Do this: The records below must be written out exactly, with every picture left behind.

Stored entries
⁂
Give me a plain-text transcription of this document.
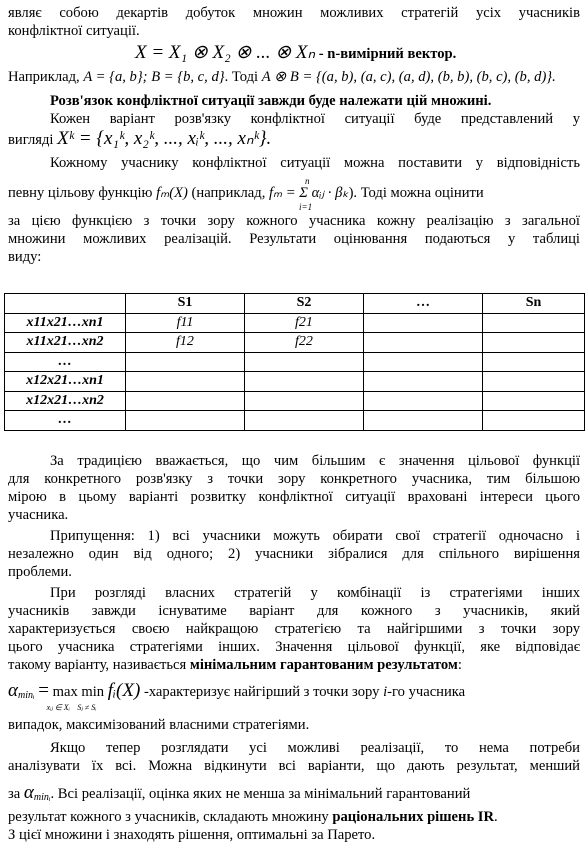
являє собою декартів добуток множин можливих стратегій усіх учасників
конфліктної ситуації.
X = X₁ ⊗ X₂ ⊗ ... ⊗ Xₙ - n-вимірний вектор.
Наприклад, A = {a, b}; B = {b, c, d}. Тоді A ⊗ B = {(a, b), (a, c), (a, d), (b, b), (b, c), (b, d)}.
Розв'язок конфліктної ситуації завжди буде належати цій множині.
Кожен варіант розв'язку конфліктної ситуації буде представлений у
вигляді Xᵏ = {x₁ᵏ, x₂ᵏ, ..., xᵢᵏ, ..., xₙᵏ}.
Кожному учаснику конфліктної ситуації можна поставити у відповідність
певну цільову функцію fₘ(X) (наприклад, fₘ = Σ αᵢⱼ · βₖ
n
i=1
). Тоді можна оцінити
за цією функцією з точки зору кожного учасника кожну реалізацію з загальної
множини можливих реалізацій. Результати оцінювання подаються у таблиці
виду:
	S1	S2	…	Sn
x11x21…xn1	f11	f21		
x11x21…xn2	f12	f22		
…				
x12x21…xn1				
x12x21…xn2				
…				
За традицією вважається, що чим більшим є значення цільової функції
для конкретного розв'язку з точки зору конкретного учасника, тим більшою
мірою в цьому варіанті розвитку конфліктної ситуації враховані інтереси цього
учасника.
Припущення: 1) всі учасники можуть обирати свої стратегії одночасно і
незалежно один від одного; 2) учасники зібралися для спільного вирішення
проблеми.
При розгляді власних стратегій у комбінації із стратегіями інших
учасників завжди існуватиме варіант для кожного з учасників, який
характеризується своєю найкращою стратегією та найгіршими з точки зору
цього учасника стратегіями інших. Значення цільової функції, яке відповідає
такому варіанту, називається мінімальним гарантованим результатом:
$\alpha_{minᵢ} = \max$
xᵢⱼ ∈ Xᵢ
min
Sⱼ ≠ Sᵢ
fᵢ(X) -характеризує найгірший з точки зору i-го учасника
випадок, максимізований власними стратегіями.
Якщо тепер розглядати усі можливі реалізації, то нема потреби
аналізувати їх всі. Можна відкинути всі варіанти, що дають результат, менший
за $\alpha_{minᵢ}$. Всі реалізації, оцінка яких не менша за мінімальний гарантований
результат кожного з учасників, складають множину раціональних рішень IR.
З цієї множини і знаходять рішення, оптимальні за Парето.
⁂
Output:
Give me a plain-text transcription of this document.
являє собою декартів добуток множин можливих стратегій усіх учасників
конфліктної ситуації.
X = X₁ ⊗ X₂ ⊗ ... ⊗ Xₙ - n-вимірний вектор.
Наприклад, A = {a, b}; B = {b, c, d}. Тоді A ⊗ B = {(a, b), (a, c), (a, d), (b, b), (b, c), (b, d)}.
Розв'язок конфліктної ситуації завжди буде належати цій множині.
Кожен варіант розв'язку конфліктної ситуації буде представлений у
вигляді Xᵏ = {x₁ᵏ, x₂ᵏ, ..., xᵢᵏ, ..., xₙᵏ}.
Кожному учаснику конфліктної ситуації можна поставити у відповідність
певну цільову функцію fₘ(X) (наприклад, fₘ = Σ αᵢⱼ · βₖ
n
i=1
). Тоді можна оцінити
за цією функцією з точки зору кожного учасника кожну реалізацію з загальної
множини можливих реалізацій. Результати оцінювання подаються у таблиці
виду:
	S1	S2	…	Sn
x11x21…xn1	f11	f21		
x11x21…xn2	f12	f22		
…				
x12x21…xn1				
x12x21…xn2				
…				
За традицією вважається, що чим більшим є значення цільової функції
для конкретного розв'язку з точки зору конкретного учасника, тим більшою
мірою в цьому варіанті розвитку конфліктної ситуації враховані інтереси цього
учасника.
Припущення: 1) всі учасники можуть обирати свої стратегії одночасно і
незалежно один від одного; 2) учасники зібралися для спільного вирішення
проблеми.
При розгляді власних стратегій у комбінації із стратегіями інших
учасників завжди існуватиме варіант для кожного з учасників, який
характеризується своєю найкращою стратегією та найгіршими з точки зору
цього учасника стратегіями інших. Значення цільової функції, яке відповідає
такому варіанту, називається мінімальним гарантованим результатом:
$\alpha_{minᵢ} = \max$
xᵢⱼ ∈ Xᵢ
min
Sⱼ ≠ Sᵢ
fᵢ(X) -характеризує найгірший з точки зору i-го учасника
випадок, максимізований власними стратегіями.
Якщо тепер розглядати усі можливі реалізації, то нема потреби
аналізувати їх всі. Можна відкинути всі варіанти, що дають результат, менший
за $\alpha_{minᵢ}$. Всі реалізації, оцінка яких не менша за мінімальний гарантований
результат кожного з учасників, складають множину раціональних рішень IR.
З цієї множини і знаходять рішення, оптимальні за Парето.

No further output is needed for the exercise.